>> Begin
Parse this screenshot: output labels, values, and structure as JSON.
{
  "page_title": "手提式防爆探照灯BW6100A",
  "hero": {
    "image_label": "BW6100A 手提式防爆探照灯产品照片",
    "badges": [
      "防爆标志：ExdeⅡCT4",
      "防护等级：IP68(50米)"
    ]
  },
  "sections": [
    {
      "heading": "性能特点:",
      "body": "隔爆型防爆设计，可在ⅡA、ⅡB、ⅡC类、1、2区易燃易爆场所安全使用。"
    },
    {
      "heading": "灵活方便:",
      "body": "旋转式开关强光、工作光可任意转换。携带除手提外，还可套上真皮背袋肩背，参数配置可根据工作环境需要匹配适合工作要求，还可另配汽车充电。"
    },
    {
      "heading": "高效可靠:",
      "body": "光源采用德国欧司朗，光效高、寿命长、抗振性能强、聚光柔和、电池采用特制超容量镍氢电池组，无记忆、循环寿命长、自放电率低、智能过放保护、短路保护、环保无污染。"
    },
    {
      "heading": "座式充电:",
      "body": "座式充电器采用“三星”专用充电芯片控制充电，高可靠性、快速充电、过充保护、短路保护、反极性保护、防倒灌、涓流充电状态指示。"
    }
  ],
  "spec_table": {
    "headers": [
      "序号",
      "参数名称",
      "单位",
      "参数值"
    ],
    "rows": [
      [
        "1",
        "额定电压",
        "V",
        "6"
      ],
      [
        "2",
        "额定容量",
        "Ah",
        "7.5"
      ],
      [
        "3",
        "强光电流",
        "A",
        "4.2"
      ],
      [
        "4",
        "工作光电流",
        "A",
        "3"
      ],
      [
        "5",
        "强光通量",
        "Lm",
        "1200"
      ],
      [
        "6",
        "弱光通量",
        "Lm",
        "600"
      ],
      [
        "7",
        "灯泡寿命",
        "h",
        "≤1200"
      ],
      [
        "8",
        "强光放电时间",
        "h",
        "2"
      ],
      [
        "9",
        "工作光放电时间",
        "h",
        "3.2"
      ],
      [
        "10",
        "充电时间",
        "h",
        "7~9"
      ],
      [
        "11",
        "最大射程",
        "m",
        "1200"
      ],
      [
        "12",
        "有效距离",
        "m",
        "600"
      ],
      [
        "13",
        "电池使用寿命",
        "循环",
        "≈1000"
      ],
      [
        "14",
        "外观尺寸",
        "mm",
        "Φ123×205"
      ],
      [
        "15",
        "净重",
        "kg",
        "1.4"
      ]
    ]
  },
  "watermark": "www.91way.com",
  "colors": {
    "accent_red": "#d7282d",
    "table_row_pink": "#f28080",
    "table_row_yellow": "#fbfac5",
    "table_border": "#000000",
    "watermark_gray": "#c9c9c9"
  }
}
>> End
= Problem details =
Go through the records above and retype each one exactly.

= Expected answer =
Parse this screenshot: output labels, values, and structure as JSON.
{
  "page_title": "手提式防爆探照灯BW6100A",
  "hero": {
    "image_label": "BW6100A 手提式防爆探照灯产品照片",
    "badges": [
      "防爆标志：ExdeⅡCT4",
      "防护等级：IP68(50米)"
    ]
  },
  "sections": [
    {
      "heading": "性能特点:",
      "body": "隔爆型防爆设计，可在ⅡA、ⅡB、ⅡC类、1、2区易燃易爆场所安全使用。"
    },
    {
      "heading": "灵活方便:",
      "body": "旋转式开关强光、工作光可任意转换。携带除手提外，还可套上真皮背袋肩背，参数配置可根据工作环境需要匹配适合工作要求，还可另配汽车充电。"
    },
    {
      "heading": "高效可靠:",
      "body": "光源采用德国欧司朗，光效高、寿命长、抗振性能强、聚光柔和、电池采用特制超容量镍氢电池组，无记忆、循环寿命长、自放电率低、智能过放保护、短路保护、环保无污染。"
    },
    {
      "heading": "座式充电:",
      "body": "座式充电器采用“三星”专用充电芯片控制充电，高可靠性、快速充电、过充保护、短路保护、反极性保护、防倒灌、涓流充电状态指示。"
    }
  ],
  "spec_table": {
    "headers": [
      "序号",
      "参数名称",
      "单位",
      "参数值"
    ],
    "rows": [
      [
        "1",
        "额定电压",
        "V",
        "6"
      ],
      [
        "2",
        "额定容量",
        "Ah",
        "7.5"
      ],
      [
        "3",
        "强光电流",
        "A",
        "4.2"
      ],
      [
        "4",
        "工作光电流",
        "A",
        "3"
      ],
      [
        "5",
        "强光通量",
        "Lm",
        "1200"
      ],
      [
        "6",
        "弱光通量",
        "Lm",
        "600"
      ],
      [
        "7",
        "灯泡寿命",
        "h",
        "≤1200"
      ],
      [
        "8",
        "强光放电时间",
        "h",
        "2"
      ],
      [
        "9",
        "工作光放电时间",
        "h",
        "3.2"
      ],
      [
        "10",
        "充电时间",
        "h",
        "7~9"
      ],
      [
        "11",
        "最大射程",
        "m",
        "1200"
      ],
      [
        "12",
        "有效距离",
        "m",
        "600"
      ],
      [
        "13",
        "电池使用寿命",
        "循环",
        "≈1000"
      ],
      [
        "14",
        "外观尺寸",
        "mm",
        "Φ123×205"
      ],
      [
        "15",
        "净重",
        "kg",
        "1.4"
      ]
    ]
  },
  "watermark": "www.91way.com",
  "colors": {
    "accent_red": "#d7282d",
    "table_row_pink": "#f28080",
    "table_row_yellow": "#fbfac5",
    "table_border": "#000000",
    "watermark_gray": "#c9c9c9"
  }
}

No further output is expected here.